▶ [What is needed] Give back, unchanged, each line from the one containing "Transcribe the text in this document." through the last line of the entries below.

** Start Supplied entries **

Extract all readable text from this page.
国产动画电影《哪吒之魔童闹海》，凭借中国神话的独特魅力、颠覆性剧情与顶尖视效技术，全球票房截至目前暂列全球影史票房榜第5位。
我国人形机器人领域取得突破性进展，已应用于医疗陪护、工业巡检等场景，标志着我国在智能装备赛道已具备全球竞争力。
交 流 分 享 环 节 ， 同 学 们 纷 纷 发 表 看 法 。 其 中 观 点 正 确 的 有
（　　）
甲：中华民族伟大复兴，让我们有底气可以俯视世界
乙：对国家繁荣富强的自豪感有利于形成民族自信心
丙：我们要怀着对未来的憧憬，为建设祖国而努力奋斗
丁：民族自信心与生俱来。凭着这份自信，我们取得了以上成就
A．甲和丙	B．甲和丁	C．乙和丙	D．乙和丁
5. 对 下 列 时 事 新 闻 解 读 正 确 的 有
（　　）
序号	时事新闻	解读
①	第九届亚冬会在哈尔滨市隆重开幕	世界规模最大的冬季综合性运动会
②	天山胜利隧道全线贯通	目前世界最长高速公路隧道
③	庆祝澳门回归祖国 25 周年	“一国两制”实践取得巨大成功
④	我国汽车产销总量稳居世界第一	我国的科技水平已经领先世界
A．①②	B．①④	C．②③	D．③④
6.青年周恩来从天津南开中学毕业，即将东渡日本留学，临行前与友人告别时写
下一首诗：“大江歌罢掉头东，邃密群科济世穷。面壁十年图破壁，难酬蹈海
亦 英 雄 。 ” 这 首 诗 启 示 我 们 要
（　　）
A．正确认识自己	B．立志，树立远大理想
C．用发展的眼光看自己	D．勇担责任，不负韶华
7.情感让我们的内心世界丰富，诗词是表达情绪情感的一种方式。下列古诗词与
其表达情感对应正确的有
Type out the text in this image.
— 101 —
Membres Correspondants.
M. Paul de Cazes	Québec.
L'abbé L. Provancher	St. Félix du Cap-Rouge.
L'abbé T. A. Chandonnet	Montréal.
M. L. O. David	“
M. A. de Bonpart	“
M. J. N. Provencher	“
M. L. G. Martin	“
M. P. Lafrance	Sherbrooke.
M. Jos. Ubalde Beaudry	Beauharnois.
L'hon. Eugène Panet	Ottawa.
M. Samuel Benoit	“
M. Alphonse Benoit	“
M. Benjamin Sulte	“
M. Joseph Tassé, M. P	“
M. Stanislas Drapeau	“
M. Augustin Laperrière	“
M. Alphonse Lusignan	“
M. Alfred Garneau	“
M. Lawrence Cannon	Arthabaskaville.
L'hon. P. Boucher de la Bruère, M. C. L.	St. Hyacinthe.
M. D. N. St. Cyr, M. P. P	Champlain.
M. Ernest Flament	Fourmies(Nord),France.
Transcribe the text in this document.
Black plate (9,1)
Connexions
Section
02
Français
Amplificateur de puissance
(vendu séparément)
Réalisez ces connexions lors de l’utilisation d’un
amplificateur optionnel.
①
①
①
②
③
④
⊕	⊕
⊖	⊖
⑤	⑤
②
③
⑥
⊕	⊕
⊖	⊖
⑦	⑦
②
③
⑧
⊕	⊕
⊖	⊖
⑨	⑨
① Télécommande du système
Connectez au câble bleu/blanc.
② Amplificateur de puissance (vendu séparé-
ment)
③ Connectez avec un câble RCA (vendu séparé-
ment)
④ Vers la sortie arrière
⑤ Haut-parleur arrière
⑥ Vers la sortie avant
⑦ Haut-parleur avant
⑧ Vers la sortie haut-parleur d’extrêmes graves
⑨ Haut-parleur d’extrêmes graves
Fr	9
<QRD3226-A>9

** End Supplied entries **

▶ [Answer to this problem]
Transcribe the text in this document.
Black plate (9,1)
Connexions
Section
02
Français
Amplificateur de puissance
(vendu séparément)
Réalisez ces connexions lors de l’utilisation d’un
amplificateur optionnel.
①
①
①
②
③
④
⊕	⊕
⊖	⊖
⑤	⑤
②
③
⑥
⊕	⊕
⊖	⊖
⑦	⑦
②
③
⑧
⊕	⊕
⊖	⊖
⑨	⑨
① Télécommande du système
Connectez au câble bleu/blanc.
② Amplificateur de puissance (vendu séparé-
ment)
③ Connectez avec un câble RCA (vendu séparé-
ment)
④ Vers la sortie arrière
⑤ Haut-parleur arrière
⑥ Vers la sortie avant
⑦ Haut-parleur avant
⑧ Vers la sortie haut-parleur d’extrêmes graves
⑨ Haut-parleur d’extrêmes graves
Fr	9
<QRD3226-A>9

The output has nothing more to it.